» **Exercise directions**: Are you able to retype all the records below exactly?

[Extracted records]
** start **

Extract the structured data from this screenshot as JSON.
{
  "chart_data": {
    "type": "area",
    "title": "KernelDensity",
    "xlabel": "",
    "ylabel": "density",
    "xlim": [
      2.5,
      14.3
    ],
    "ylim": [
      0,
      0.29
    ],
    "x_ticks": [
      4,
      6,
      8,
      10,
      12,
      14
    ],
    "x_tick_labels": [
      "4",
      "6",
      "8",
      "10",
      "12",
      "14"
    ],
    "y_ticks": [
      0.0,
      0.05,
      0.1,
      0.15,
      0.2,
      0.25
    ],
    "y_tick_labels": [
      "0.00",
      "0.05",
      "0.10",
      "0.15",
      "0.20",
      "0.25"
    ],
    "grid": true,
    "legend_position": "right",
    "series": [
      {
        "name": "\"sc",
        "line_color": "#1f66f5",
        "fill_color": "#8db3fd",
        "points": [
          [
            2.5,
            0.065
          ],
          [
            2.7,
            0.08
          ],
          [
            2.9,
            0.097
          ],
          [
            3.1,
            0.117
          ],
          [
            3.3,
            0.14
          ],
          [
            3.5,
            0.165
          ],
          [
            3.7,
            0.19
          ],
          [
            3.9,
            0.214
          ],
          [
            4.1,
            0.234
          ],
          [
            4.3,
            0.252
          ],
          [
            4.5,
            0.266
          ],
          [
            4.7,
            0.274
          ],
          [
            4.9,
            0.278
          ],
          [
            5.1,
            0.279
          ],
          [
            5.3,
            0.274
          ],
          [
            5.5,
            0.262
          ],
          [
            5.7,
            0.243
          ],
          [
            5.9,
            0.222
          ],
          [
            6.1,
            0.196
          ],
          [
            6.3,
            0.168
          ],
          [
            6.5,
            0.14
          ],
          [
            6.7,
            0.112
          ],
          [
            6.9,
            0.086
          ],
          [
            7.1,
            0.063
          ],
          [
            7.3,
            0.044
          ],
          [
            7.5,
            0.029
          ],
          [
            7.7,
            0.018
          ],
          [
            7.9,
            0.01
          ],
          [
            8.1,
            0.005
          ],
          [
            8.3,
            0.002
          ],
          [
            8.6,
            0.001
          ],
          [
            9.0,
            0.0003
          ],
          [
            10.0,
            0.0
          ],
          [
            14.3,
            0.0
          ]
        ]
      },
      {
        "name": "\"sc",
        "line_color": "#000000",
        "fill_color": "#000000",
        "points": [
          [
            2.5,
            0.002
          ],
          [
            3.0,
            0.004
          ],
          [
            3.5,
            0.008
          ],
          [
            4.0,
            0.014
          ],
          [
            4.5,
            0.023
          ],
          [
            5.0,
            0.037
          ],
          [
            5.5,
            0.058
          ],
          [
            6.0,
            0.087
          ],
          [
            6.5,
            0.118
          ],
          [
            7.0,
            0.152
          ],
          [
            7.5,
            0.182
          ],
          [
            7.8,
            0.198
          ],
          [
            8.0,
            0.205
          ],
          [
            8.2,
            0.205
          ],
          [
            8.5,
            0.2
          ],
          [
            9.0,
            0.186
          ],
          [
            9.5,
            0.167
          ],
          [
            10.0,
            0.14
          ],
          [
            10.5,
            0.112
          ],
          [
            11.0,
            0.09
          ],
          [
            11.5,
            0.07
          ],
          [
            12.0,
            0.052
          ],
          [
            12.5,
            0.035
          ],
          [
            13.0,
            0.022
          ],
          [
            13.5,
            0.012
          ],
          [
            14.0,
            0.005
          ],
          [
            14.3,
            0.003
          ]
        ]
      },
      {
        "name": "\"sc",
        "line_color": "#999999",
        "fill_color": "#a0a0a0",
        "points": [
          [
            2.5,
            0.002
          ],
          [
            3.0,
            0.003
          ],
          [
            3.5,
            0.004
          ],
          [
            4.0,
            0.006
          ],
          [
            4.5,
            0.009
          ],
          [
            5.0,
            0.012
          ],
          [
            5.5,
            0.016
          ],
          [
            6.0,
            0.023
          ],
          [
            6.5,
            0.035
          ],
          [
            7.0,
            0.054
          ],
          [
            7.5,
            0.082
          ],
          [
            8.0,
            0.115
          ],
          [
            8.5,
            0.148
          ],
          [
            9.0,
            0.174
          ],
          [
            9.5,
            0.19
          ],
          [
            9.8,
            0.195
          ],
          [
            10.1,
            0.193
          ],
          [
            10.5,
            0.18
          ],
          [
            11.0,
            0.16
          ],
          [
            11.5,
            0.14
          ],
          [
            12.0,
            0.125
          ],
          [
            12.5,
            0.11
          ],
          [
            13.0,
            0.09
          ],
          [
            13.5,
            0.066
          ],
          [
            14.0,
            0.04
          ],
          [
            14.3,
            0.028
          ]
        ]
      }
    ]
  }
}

** end **

» **Right answer**:
Extract the structured data from this screenshot as JSON.
{
  "chart_data": {
    "type": "area",
    "title": "KernelDensity",
    "xlabel": "",
    "ylabel": "density",
    "xlim": [
      2.5,
      14.3
    ],
    "ylim": [
      0,
      0.29
    ],
    "x_ticks": [
      4,
      6,
      8,
      10,
      12,
      14
    ],
    "x_tick_labels": [
      "4",
      "6",
      "8",
      "10",
      "12",
      "14"
    ],
    "y_ticks": [
      0.0,
      0.05,
      0.1,
      0.15,
      0.2,
      0.25
    ],
    "y_tick_labels": [
      "0.00",
      "0.05",
      "0.10",
      "0.15",
      "0.20",
      "0.25"
    ],
    "grid": true,
    "legend_position": "right",
    "series": [
      {
        "name": "\"sc",
        "line_color": "#1f66f5",
        "fill_color": "#8db3fd",
        "points": [
          [
            2.5,
            0.065
          ],
          [
            2.7,
            0.08
          ],
          [
            2.9,
            0.097
          ],
          [
            3.1,
            0.117
          ],
          [
            3.3,
            0.14
          ],
          [
            3.5,
            0.165
          ],
          [
            3.7,
            0.19
          ],
          [
            3.9,
            0.214
          ],
          [
            4.1,
            0.234
          ],
          [
            4.3,
            0.252
          ],
          [
            4.5,
            0.266
          ],
          [
            4.7,
            0.274
          ],
          [
            4.9,
            0.278
          ],
          [
            5.1,
            0.279
          ],
          [
            5.3,
            0.274
          ],
          [
            5.5,
            0.262
          ],
          [
            5.7,
            0.243
          ],
          [
            5.9,
            0.222
          ],
          [
            6.1,
            0.196
          ],
          [
            6.3,
            0.168
          ],
          [
            6.5,
            0.14
          ],
          [
            6.7,
            0.112
          ],
          [
            6.9,
            0.086
          ],
          [
            7.1,
            0.063
          ],
          [
            7.3,
            0.044
          ],
          [
            7.5,
            0.029
          ],
          [
            7.7,
            0.018
          ],
          [
            7.9,
            0.01
          ],
          [
            8.1,
            0.005
          ],
          [
            8.3,
            0.002
          ],
          [
            8.6,
            0.001
          ],
          [
            9.0,
            0.0003
          ],
          [
            10.0,
            0.0
          ],
          [
            14.3,
            0.0
          ]
        ]
      },
      {
        "name": "\"sc",
        "line_color": "#000000",
        "fill_color": "#000000",
        "points": [
          [
            2.5,
            0.002
          ],
          [
            3.0,
            0.004
          ],
          [
            3.5,
            0.008
          ],
          [
            4.0,
            0.014
          ],
          [
            4.5,
            0.023
          ],
          [
            5.0,
            0.037
          ],
          [
            5.5,
            0.058
          ],
          [
            6.0,
            0.087
          ],
          [
            6.5,
            0.118
          ],
          [
            7.0,
            0.152
          ],
          [
            7.5,
            0.182
          ],
          [
            7.8,
            0.198
          ],
          [
            8.0,
            0.205
          ],
          [
            8.2,
            0.205
          ],
          [
            8.5,
            0.2
          ],
          [
            9.0,
            0.186
          ],
          [
            9.5,
            0.167
          ],
          [
            10.0,
            0.14
          ],
          [
            10.5,
            0.112
          ],
          [
            11.0,
            0.09
          ],
          [
            11.5,
            0.07
          ],
          [
            12.0,
            0.052
          ],
          [
            12.5,
            0.035
          ],
          [
            13.0,
            0.022
          ],
          [
            13.5,
            0.012
          ],
          [
            14.0,
            0.005
          ],
          [
            14.3,
            0.003
          ]
        ]
      },
      {
        "name": "\"sc",
        "line_color": "#999999",
        "fill_color": "#a0a0a0",
        "points": [
          [
            2.5,
            0.002
          ],
          [
            3.0,
            0.003
          ],
          [
            3.5,
            0.004
          ],
          [
            4.0,
            0.006
          ],
          [
            4.5,
            0.009
          ],
          [
            5.0,
            0.012
          ],
          [
            5.5,
            0.016
          ],
          [
            6.0,
            0.023
          ],
          [
            6.5,
            0.035
          ],
          [
            7.0,
            0.054
          ],
          [
            7.5,
            0.082
          ],
          [
            8.0,
            0.115
          ],
          [
            8.5,
            0.148
          ],
          [
            9.0,
            0.174
          ],
          [
            9.5,
            0.19
          ],
          [
            9.8,
            0.195
          ],
          [
            10.1,
            0.193
          ],
          [
            10.5,
            0.18
          ],
          [
            11.0,
            0.16
          ],
          [
            11.5,
            0.14
          ],
          [
            12.0,
            0.125
          ],
          [
            12.5,
            0.11
          ],
          [
            13.0,
            0.09
          ],
          [
            13.5,
            0.066
          ],
          [
            14.0,
            0.04
          ],
          [
            14.3,
            0.028
          ]
        ]
      }
    ]
  }
}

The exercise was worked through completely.